Short problem.
Write out the listing below without alteration, omitting its pictures.

----

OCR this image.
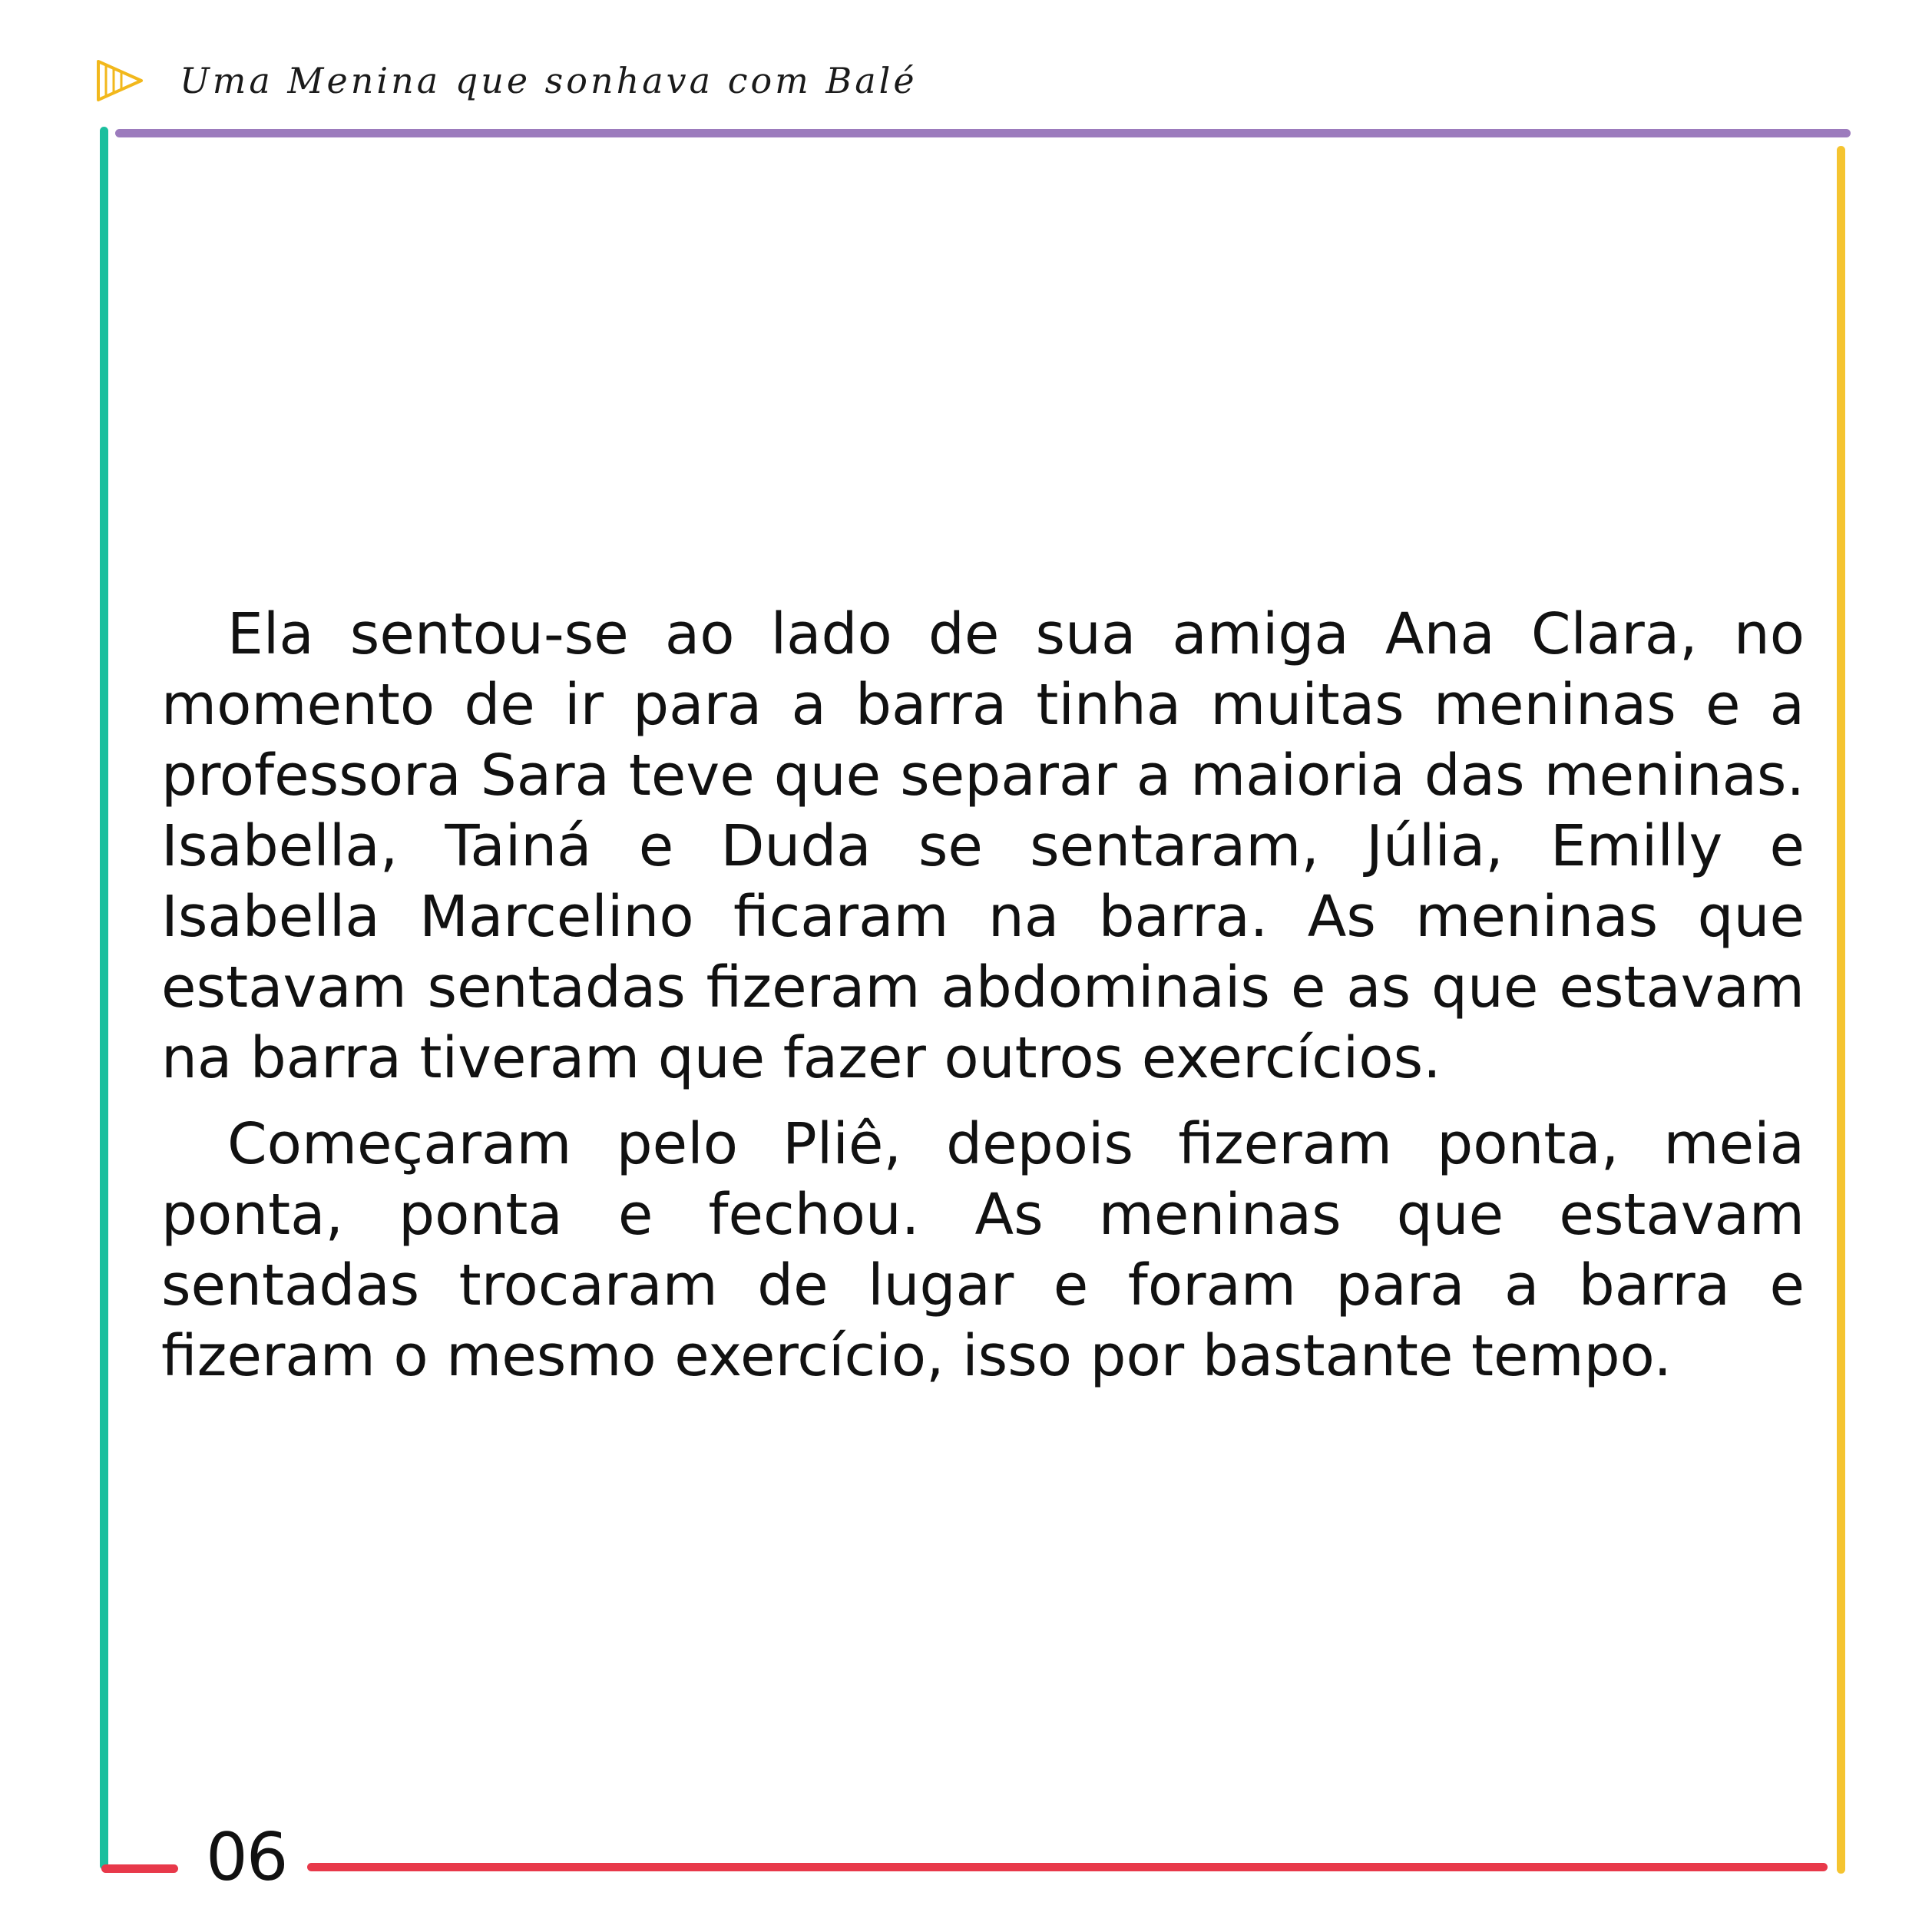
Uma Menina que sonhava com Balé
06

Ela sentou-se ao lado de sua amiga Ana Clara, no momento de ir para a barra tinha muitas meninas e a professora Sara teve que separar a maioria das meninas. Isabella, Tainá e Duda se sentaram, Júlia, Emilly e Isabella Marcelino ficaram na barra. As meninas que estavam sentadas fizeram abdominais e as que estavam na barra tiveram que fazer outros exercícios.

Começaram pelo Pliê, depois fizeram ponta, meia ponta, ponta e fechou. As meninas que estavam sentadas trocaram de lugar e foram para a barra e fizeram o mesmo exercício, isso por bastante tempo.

----

Output for this exercise.
OCR this image.
Uma Menina que sonhava com Balé
06

Ela sentou-se ao lado de sua amiga Ana Clara, no momento de ir para a barra tinha muitas meninas e a professora Sara teve que separar a maioria das meninas. Isabella, Tainá e Duda se sentaram, Júlia, Emilly e Isabella Marcelino ficaram na barra. As meninas que estavam sentadas fizeram abdominais e as que estavam na barra tiveram que fazer outros exercícios.

Começaram pelo Pliê, depois fizeram ponta, meia ponta, ponta e fechou. As meninas que estavam sentadas trocaram de lugar e foram para a barra e fizeram o mesmo exercício, isso por bastante tempo.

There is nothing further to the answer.